Reproduce the records below in full and exactly, without their images.
* Begin Material supplied *
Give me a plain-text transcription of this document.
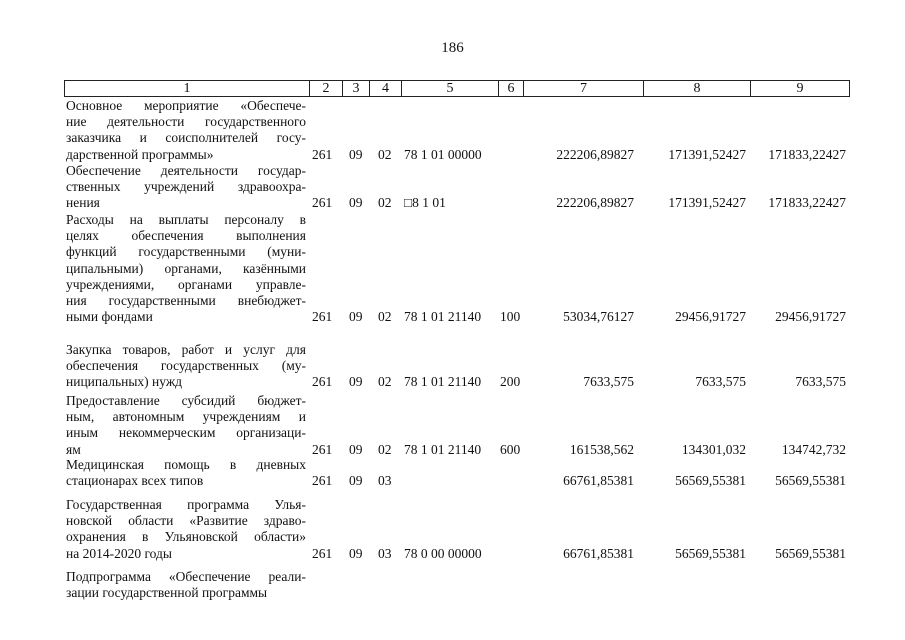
186
1	2	3	4	5	6	7	8	9
Основное мероприятие «Обеспече-
ние деятельности государственного
заказчика и соисполнителей госу-
дарственной программы»	261 09 02 78 1 01 00000	222206,89827	171391,52427	171833,22427
Обеспечение деятельности государ-
ственных учреждений здравоохра-
нения	261 09 02 □8 1 01	222206,89827	171391,52427	171833,22427
Расходы на выплаты персоналу в
целях обеспечения выполнения
функций государственными (муни-
ципальными) органами, казёнными
учреждениями, органами управле-
ния государственными внебюджет-
ными фондами	261 09 02 78 1 01 21140 100	53034,76127	29456,91727	29456,91727
Закупка товаров, работ и услуг для
обеспечения государственных (му-
ниципальных) нужд	261 09 02 78 1 01 21140 200	7633,575	7633,575	7633,575
Предоставление субсидий бюджет-
ным, автономным учреждениям и
иным некоммерческим организаци-
ям	261 09 02 78 1 01 21140 600	161538,562	134301,032	134742,732
Медицинская помощь в дневных
стационарах всех типов	261 09 03	66761,85381	56569,55381	56569,55381
Государственная программа Улья-
новской области «Развитие здраво-
охранения в Ульяновской области»
на 2014-2020 годы	261 09 03 78 0 00 00000	66761,85381	56569,55381	56569,55381
Подпрограмма «Обеспечение реали-
зации государственной программы
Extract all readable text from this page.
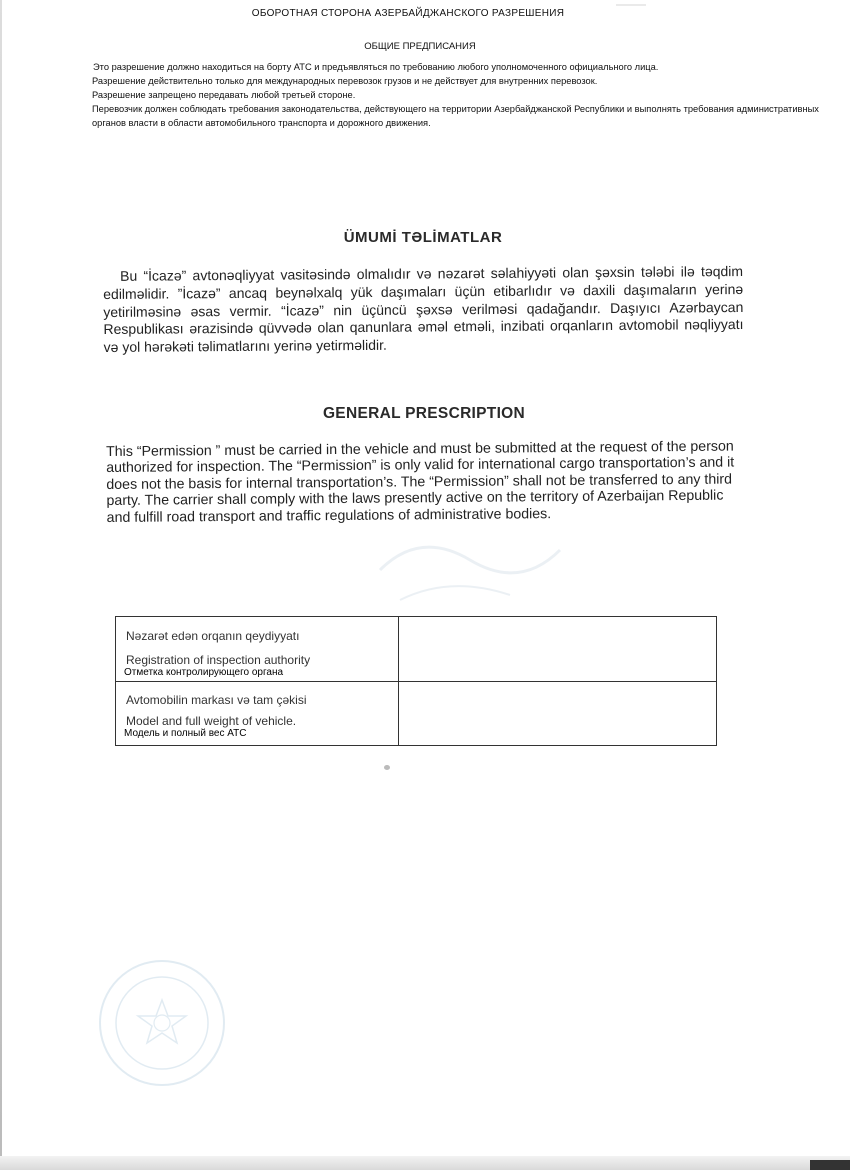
ОБОРОТНАЯ СТОРОНА АЗЕРБАЙДЖАНСКОГО РАЗРЕШЕНИЯ
ОБЩИЕ ПРЕДПИСАНИЯ

Это разрешение должно находиться на борту АТС и предъявляться по требованию любого уполномоченного официального лица.

Разрешение действительно только для международных перевозок грузов и не действует для внутренних перевозок.

Разрешение запрещено передавать любой третьей стороне.

Перевозчик должен соблюдать требования законодательства, действующего на территории Азербайджанской Республики и выполнять требования административных органов власти в области автомобильного транспорта и дорожного движения.

ÜMUMİ TƏLİMATLAR
Bu “İcazə” avtonəqliyyat vasitəsində olmalıdır və nəzarət səlahiyyəti olan şəxsin tələbi ilə təqdim edilməlidir. ”İcazə” ancaq beynəlxalq yük daşımaları üçün etibarlıdır və daxili daşımaların yerinə yetirilməsinə əsas vermir. “İcazə” nin üçüncü şəxsə verilməsi qadağandır. Daşıyıcı Azərbaycan Respublikası ərazisində qüvvədə olan qanunlara əməl etməli, inzibati orqanların avtomobil nəqliyyatı və yol hərəkəti təlimatlarını yerinə yetirməlidir.
GENERAL PRESCRIPTION
This “Permission ” must be carried in the vehicle and must be submitted at the request of the person authorized for inspection. The “Permission” is only valid for international cargo transportation’s and it does not the basis for internal transportation’s. The “Permission” shall not be transferred to any third party. The carrier shall comply with the laws presently active on the territory of Azerbaijan Republic and fulfill road transport and traffic regulations of administrative bodies.
Nəzarət edən orqanın qeydiyyatı
Registration of inspection authority
Отметка контролирующего органа
Avtomobilin markası və tam çəkisi
Model and full weight of vehicle.
Модель и полный вес АТС
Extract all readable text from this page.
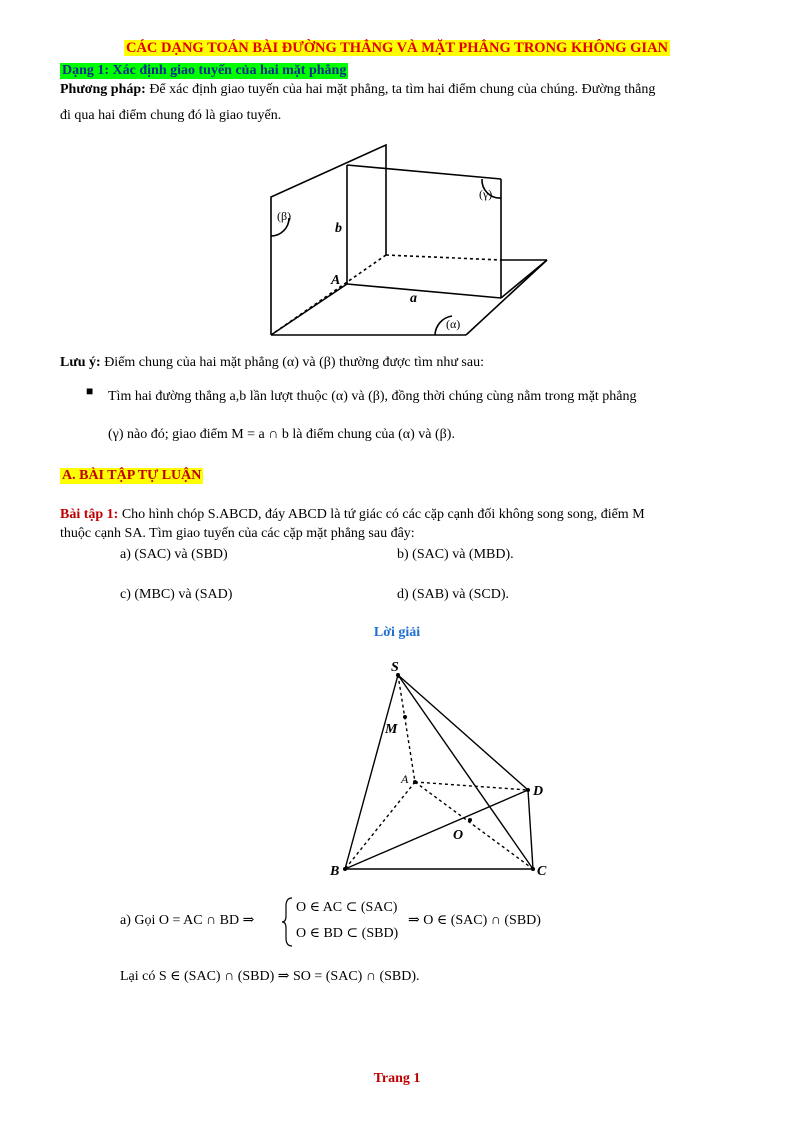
CÁC DẠNG TOÁN BÀI ĐƯỜNG THẲNG VÀ MẶT PHẲNG TRONG KHÔNG GIAN
Dạng 1: Xác định giao tuyến của hai mặt phẳng
Phương pháp: Để xác định giao tuyến của hai mặt phẳng, ta tìm hai điểm chung của chúng. Đường thẳng
đi qua hai điểm chung đó là giao tuyến.
(β)
(γ)
(α)
b
A
a
Lưu ý: Điểm chung của hai mặt phẳng (α) và (β) thường được tìm như sau:
■ Tìm hai đường thẳng a,b lần lượt thuộc (α) và (β), đồng thời chúng cùng nằm trong mặt phẳng
(γ) nào đó; giao điểm M = a ∩ b là điểm chung của (α) và (β).
A. BÀI TẬP TỰ LUẬN
Bài tập 1: Cho hình chóp S.ABCD, đáy ABCD là tứ giác có các cặp cạnh đối không song song, điểm M
thuộc cạnh SA. Tìm giao tuyến của các cặp mặt phẳng sau đây:
a) (SAC) và (SBD)	b) (SAC) và (MBD).
c) (MBC) và (SAD)	d) (SAB) và (SCD).
Lời giải
S
M
A
D
O
B	C
a) Gọi O = AC ∩ BD ⇒
O ∈ AC ⊂ (SAC)
O ∈ BD ⊂ (SBD)
⇒ O ∈ (SAC) ∩ (SBD)
Lại có S ∈ (SAC) ∩ (SBD) ⇒ SO = (SAC) ∩ (SBD).
Trang 1
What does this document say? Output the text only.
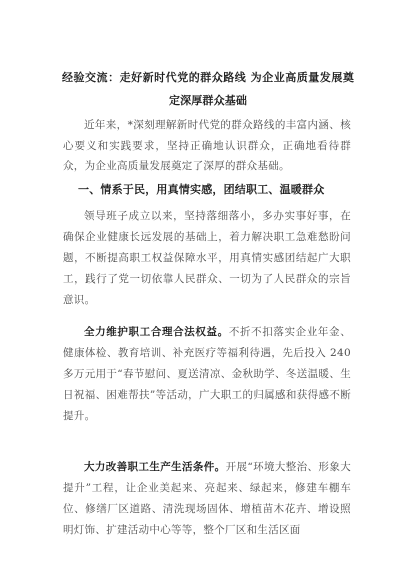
经验交流：走好新时代党的群众路线 为企业高质量发展奠定深厚群众基础

近年来，*深刻理解新时代党的群众路线的丰富内涵、核心要义和实践要求，坚持正确地认识群众，正确地看待群众，为企业高质量发展奠定了深厚的群众基础。

一、情系于民，用真情实感，团结职工、温暖群众

领导班子成立以来，坚持落细落小，多办实事好事，在确保企业健康长远发展的基础上，着力解决职工急难愁盼问题，不断提高职工权益保障水平，用真情实感团结起广大职工，践行了党一切依靠人民群众、一切为了人民群众的宗旨意识。

全力维护职工合理合法权益。不折不扣落实企业年金、健康体检、教育培训、补充医疗等福利待遇，先后投入 240 多万元用于“春节慰问、夏送清凉、金秋助学、冬送温暖、生日祝福、困难帮扶”等活动，广大职工的归属感和获得感不断提升。

大力改善职工生产生活条件。开展“环境大整治、形象大提升”工程，让企业美起来、亮起来、绿起来，修建车棚车位、修缮厂区道路、清洗现场固体、增植苗木花卉、增设照明灯饰、扩建活动中心等等，整个厂区和生活区面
* End Material supplied *
Task output:
Give me a plain-text transcription of this document.
186
1	2	3	4	5	6	7	8	9
Основное мероприятие «Обеспече-
ние деятельности государственного
заказчика и соисполнителей госу-
дарственной программы»	261 09 02 78 1 01 00000	222206,89827	171391,52427	171833,22427
Обеспечение деятельности государ-
ственных учреждений здравоохра-
нения	261 09 02 □8 1 01	222206,89827	171391,52427	171833,22427
Расходы на выплаты персоналу в
целях обеспечения выполнения
функций государственными (муни-
ципальными) органами, казёнными
учреждениями, органами управле-
ния государственными внебюджет-
ными фондами	261 09 02 78 1 01 21140 100	53034,76127	29456,91727	29456,91727
Закупка товаров, работ и услуг для
обеспечения государственных (му-
ниципальных) нужд	261 09 02 78 1 01 21140 200	7633,575	7633,575	7633,575
Предоставление субсидий бюджет-
ным, автономным учреждениям и
иным некоммерческим организаци-
ям	261 09 02 78 1 01 21140 600	161538,562	134301,032	134742,732
Медицинская помощь в дневных
стационарах всех типов	261 09 03	66761,85381	56569,55381	56569,55381
Государственная программа Улья-
новской области «Развитие здраво-
охранения в Ульяновской области»
на 2014-2020 годы	261 09 03 78 0 00 00000	66761,85381	56569,55381	56569,55381
Подпрограмма «Обеспечение реали-
зации государственной программы
Extract all readable text from this page.
ОБОРОТНАЯ СТОРОНА АЗЕРБАЙДЖАНСКОГО РАЗРЕШЕНИЯ
ОБЩИЕ ПРЕДПИСАНИЯ

Это разрешение должно находиться на борту АТС и предъявляться по требованию любого уполномоченного официального лица.

Разрешение действительно только для международных перевозок грузов и не действует для внутренних перевозок.

Разрешение запрещено передавать любой третьей стороне.

Перевозчик должен соблюдать требования законодательства, действующего на территории Азербайджанской Республики и выполнять требования административных органов власти в области автомобильного транспорта и дорожного движения.

ÜMUMİ TƏLİMATLAR
Bu “İcazə” avtonəqliyyat vasitəsində olmalıdır və nəzarət səlahiyyəti olan şəxsin tələbi ilə təqdim edilməlidir. ”İcazə” ancaq beynəlxalq yük daşımaları üçün etibarlıdır və daxili daşımaların yerinə yetirilməsinə əsas vermir. “İcazə” nin üçüncü şəxsə verilməsi qadağandır. Daşıyıcı Azərbaycan Respublikası ərazisində qüvvədə olan qanunlara əməl etməli, inzibati orqanların avtomobil nəqliyyatı və yol hərəkəti təlimatlarını yerinə yetirməlidir.
GENERAL PRESCRIPTION
This “Permission ” must be carried in the vehicle and must be submitted at the request of the person authorized for inspection. The “Permission” is only valid for international cargo transportation’s and it does not the basis for internal transportation’s. The “Permission” shall not be transferred to any third party. The carrier shall comply with the laws presently active on the territory of Azerbaijan Republic and fulfill road transport and traffic regulations of administrative bodies.
Nəzarət edən orqanın qeydiyyatı
Registration of inspection authority
Отметка контролирующего органа
Avtomobilin markası və tam çəkisi
Model and full weight of vehicle.
Модель и полный вес АТС
Extract all readable text from this page.
CÁC DẠNG TOÁN BÀI ĐƯỜNG THẲNG VÀ MẶT PHẲNG TRONG KHÔNG GIAN
Dạng 1: Xác định giao tuyến của hai mặt phẳng
Phương pháp: Để xác định giao tuyến của hai mặt phẳng, ta tìm hai điểm chung của chúng. Đường thẳng
đi qua hai điểm chung đó là giao tuyến.
(β)
(γ)
(α)
b
A
a
Lưu ý: Điểm chung của hai mặt phẳng (α) và (β) thường được tìm như sau:
■ Tìm hai đường thẳng a,b lần lượt thuộc (α) và (β), đồng thời chúng cùng nằm trong mặt phẳng
(γ) nào đó; giao điểm M = a ∩ b là điểm chung của (α) và (β).
A. BÀI TẬP TỰ LUẬN
Bài tập 1: Cho hình chóp S.ABCD, đáy ABCD là tứ giác có các cặp cạnh đối không song song, điểm M
thuộc cạnh SA. Tìm giao tuyến của các cặp mặt phẳng sau đây:
a) (SAC) và (SBD)	b) (SAC) và (MBD).
c) (MBC) và (SAD)	d) (SAB) và (SCD).
Lời giải
S
M
A
D
O
B	C
a) Gọi O = AC ∩ BD ⇒
O ∈ AC ⊂ (SAC)
O ∈ BD ⊂ (SBD)
⇒ O ∈ (SAC) ∩ (SBD)
Lại có S ∈ (SAC) ∩ (SBD) ⇒ SO = (SAC) ∩ (SBD).
Trang 1
What does this document say? Output the text only.
经验交流：走好新时代党的群众路线 为企业高质量发展奠定深厚群众基础

近年来，*深刻理解新时代党的群众路线的丰富内涵、核心要义和实践要求，坚持正确地认识群众，正确地看待群众，为企业高质量发展奠定了深厚的群众基础。

一、情系于民，用真情实感，团结职工、温暖群众

领导班子成立以来，坚持落细落小，多办实事好事，在确保企业健康长远发展的基础上，着力解决职工急难愁盼问题，不断提高职工权益保障水平，用真情实感团结起广大职工，践行了党一切依靠人民群众、一切为了人民群众的宗旨意识。

全力维护职工合理合法权益。不折不扣落实企业年金、健康体检、教育培训、补充医疗等福利待遇，先后投入 240 多万元用于“春节慰问、夏送清凉、金秋助学、冬送温暖、生日祝福、困难帮扶”等活动，广大职工的归属感和获得感不断提升。

大力改善职工生产生活条件。开展“环境大整治、形象大提升”工程，让企业美起来、亮起来、绿起来，修建车棚车位、修缮厂区道路、清洗现场固体、增植苗木花卉、增设照明灯饰、扩建活动中心等等，整个厂区和生活区面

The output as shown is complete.